SHORT EXERCISE » List each line of the data that holds the word "Output".

# START OF DATA FOR PROCESSING

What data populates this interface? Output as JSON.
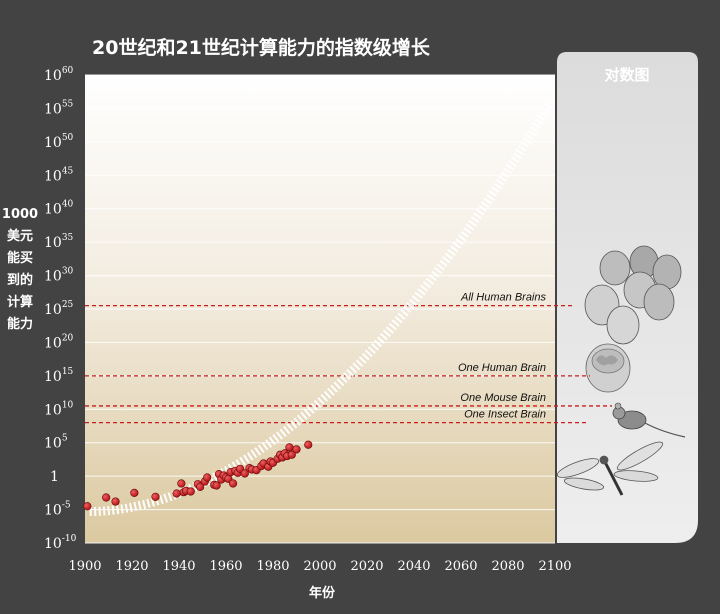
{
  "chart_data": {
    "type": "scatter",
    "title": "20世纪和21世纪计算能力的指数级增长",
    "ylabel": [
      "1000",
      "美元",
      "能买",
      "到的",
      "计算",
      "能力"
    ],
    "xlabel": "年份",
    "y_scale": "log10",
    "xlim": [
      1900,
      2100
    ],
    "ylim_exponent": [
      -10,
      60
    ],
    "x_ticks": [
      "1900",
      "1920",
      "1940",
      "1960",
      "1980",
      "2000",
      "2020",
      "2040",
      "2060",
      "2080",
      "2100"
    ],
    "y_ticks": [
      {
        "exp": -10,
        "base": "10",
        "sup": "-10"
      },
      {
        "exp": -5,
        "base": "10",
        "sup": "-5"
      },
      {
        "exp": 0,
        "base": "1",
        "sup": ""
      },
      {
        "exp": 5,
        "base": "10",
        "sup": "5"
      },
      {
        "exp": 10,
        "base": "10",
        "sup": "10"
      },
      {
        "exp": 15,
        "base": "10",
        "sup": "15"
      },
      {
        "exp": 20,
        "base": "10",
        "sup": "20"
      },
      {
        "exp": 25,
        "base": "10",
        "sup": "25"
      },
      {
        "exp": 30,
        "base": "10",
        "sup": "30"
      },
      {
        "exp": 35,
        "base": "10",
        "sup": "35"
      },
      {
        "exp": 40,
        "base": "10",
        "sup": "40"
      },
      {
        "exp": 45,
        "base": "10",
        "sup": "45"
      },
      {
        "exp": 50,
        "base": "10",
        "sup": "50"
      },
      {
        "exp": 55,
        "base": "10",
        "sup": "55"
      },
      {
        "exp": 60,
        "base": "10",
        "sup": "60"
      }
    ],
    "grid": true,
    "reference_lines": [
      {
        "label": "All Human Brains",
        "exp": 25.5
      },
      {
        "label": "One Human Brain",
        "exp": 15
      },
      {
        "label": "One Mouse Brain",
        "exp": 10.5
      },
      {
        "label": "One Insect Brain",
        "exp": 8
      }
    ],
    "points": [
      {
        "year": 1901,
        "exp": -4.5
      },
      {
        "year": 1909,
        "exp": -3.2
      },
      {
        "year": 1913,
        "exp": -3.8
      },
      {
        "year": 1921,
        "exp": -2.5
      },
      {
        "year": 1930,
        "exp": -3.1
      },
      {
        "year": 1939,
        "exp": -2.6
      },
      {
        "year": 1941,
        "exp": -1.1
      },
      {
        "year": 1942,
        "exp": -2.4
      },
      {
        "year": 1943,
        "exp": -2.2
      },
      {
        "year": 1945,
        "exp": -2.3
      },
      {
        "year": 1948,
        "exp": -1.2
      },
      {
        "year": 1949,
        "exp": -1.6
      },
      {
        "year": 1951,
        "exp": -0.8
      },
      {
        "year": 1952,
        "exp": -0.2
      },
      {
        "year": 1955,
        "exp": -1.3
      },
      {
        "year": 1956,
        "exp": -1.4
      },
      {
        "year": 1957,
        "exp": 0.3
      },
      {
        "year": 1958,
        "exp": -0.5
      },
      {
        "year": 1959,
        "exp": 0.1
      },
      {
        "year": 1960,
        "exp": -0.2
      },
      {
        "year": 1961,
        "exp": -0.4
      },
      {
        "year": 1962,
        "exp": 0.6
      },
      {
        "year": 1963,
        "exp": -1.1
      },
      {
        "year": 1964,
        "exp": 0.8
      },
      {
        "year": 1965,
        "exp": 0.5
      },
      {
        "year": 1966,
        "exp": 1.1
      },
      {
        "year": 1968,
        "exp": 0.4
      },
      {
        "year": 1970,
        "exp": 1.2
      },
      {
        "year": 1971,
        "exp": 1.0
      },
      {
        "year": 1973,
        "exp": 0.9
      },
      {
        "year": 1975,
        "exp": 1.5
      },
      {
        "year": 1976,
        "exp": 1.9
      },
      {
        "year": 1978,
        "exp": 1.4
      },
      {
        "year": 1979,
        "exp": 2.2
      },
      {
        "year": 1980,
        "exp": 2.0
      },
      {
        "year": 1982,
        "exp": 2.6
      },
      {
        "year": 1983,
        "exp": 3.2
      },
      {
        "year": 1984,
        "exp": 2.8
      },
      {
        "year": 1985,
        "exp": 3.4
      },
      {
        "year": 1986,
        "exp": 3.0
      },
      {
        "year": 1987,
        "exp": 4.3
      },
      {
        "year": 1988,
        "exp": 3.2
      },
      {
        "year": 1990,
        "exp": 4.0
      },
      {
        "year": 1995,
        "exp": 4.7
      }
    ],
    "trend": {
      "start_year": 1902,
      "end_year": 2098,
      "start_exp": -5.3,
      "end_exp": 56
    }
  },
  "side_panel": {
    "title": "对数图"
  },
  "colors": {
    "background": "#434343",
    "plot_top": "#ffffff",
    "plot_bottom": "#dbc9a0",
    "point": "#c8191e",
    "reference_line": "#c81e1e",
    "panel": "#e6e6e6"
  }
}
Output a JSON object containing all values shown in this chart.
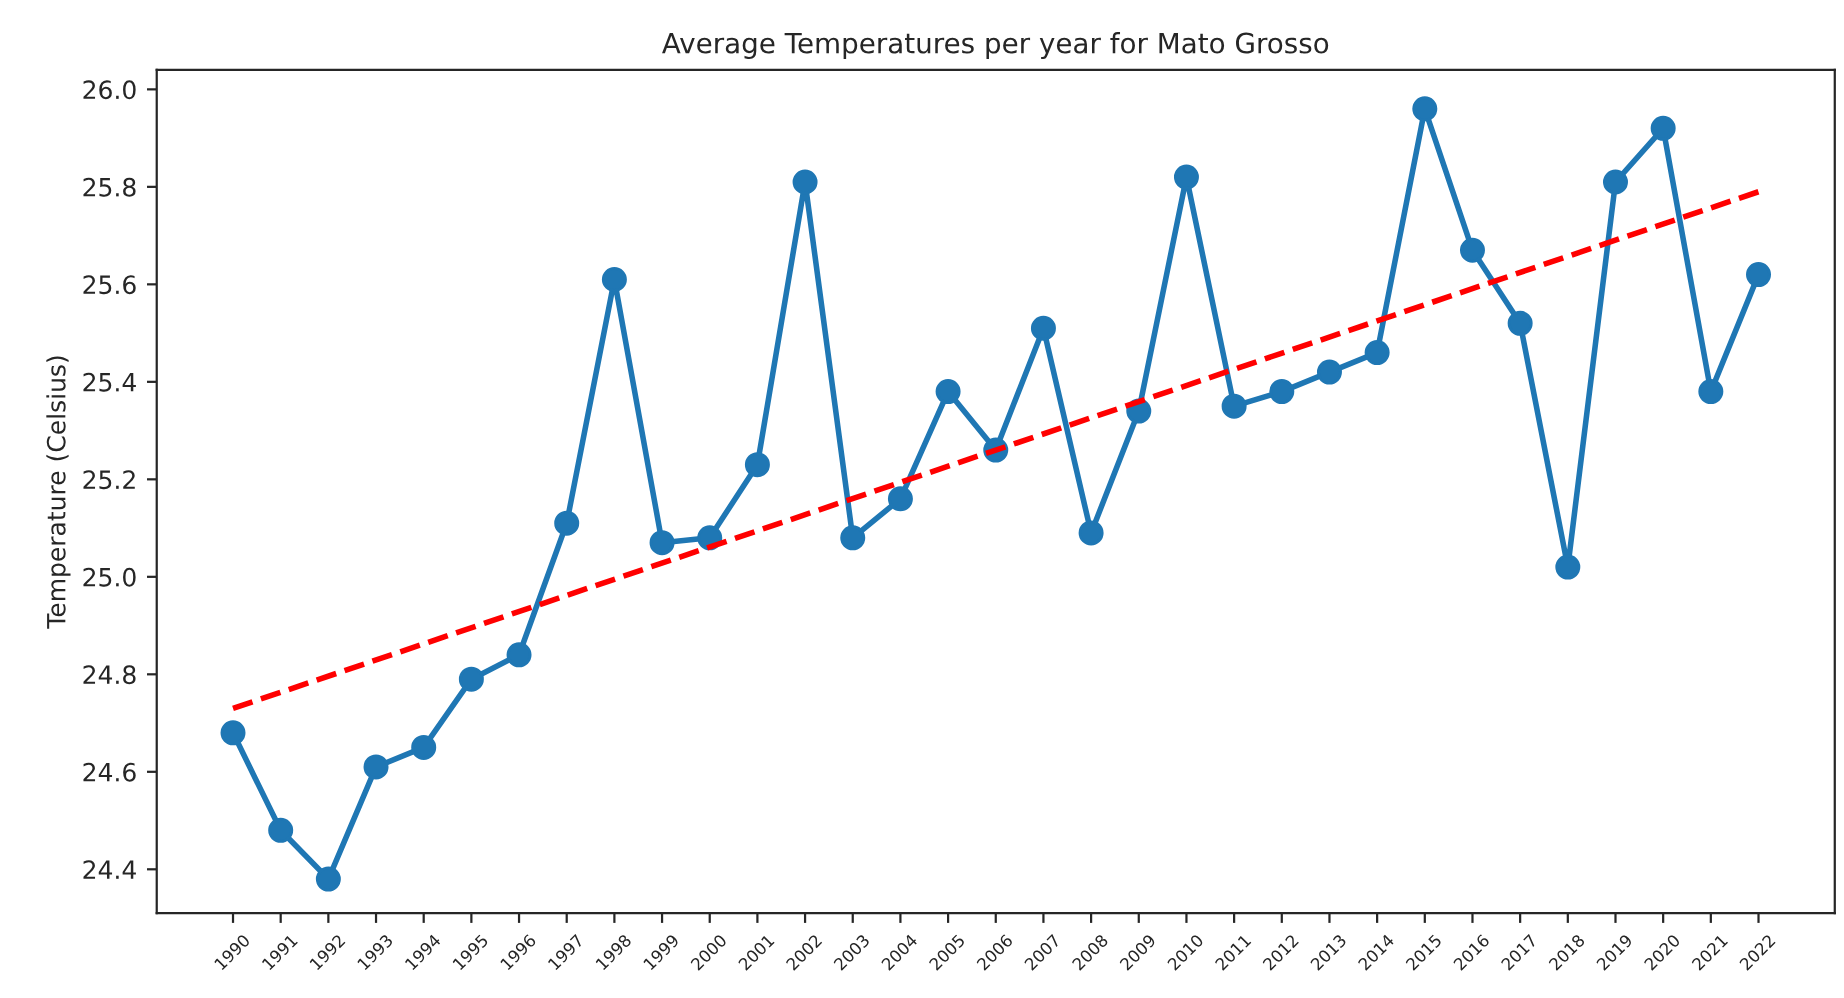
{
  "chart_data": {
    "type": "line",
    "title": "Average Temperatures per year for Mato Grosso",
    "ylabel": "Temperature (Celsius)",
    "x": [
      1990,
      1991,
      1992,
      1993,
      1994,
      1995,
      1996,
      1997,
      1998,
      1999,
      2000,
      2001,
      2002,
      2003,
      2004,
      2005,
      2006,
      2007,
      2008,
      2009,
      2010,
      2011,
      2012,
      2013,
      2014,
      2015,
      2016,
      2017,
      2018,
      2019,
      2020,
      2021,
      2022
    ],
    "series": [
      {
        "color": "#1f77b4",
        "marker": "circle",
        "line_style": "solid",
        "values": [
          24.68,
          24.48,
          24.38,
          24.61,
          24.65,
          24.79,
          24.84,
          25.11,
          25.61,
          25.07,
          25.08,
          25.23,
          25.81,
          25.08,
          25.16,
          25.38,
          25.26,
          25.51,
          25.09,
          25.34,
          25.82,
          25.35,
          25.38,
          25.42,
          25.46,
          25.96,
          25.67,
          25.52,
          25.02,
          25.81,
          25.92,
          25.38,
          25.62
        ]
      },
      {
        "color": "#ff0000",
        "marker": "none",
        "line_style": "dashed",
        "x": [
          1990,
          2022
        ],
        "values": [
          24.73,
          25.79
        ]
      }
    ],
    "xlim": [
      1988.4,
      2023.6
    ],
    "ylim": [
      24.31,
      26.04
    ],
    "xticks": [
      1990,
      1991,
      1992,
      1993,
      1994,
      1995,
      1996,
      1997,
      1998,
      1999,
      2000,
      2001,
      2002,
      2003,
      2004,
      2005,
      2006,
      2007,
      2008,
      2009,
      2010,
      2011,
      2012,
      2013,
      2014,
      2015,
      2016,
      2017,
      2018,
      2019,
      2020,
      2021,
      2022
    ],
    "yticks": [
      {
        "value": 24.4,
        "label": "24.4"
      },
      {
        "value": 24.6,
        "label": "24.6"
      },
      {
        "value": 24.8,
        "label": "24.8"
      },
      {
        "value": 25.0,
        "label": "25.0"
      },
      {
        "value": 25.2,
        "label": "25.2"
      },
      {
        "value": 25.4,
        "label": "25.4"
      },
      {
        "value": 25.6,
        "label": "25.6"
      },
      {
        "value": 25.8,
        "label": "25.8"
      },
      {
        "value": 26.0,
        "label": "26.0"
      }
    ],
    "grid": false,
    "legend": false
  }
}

# END OF DATA FOR PROCESSING

RESPONSE »
What data populates this interface? Output as JSON.
Output a JSON object containing all values shown in this chart.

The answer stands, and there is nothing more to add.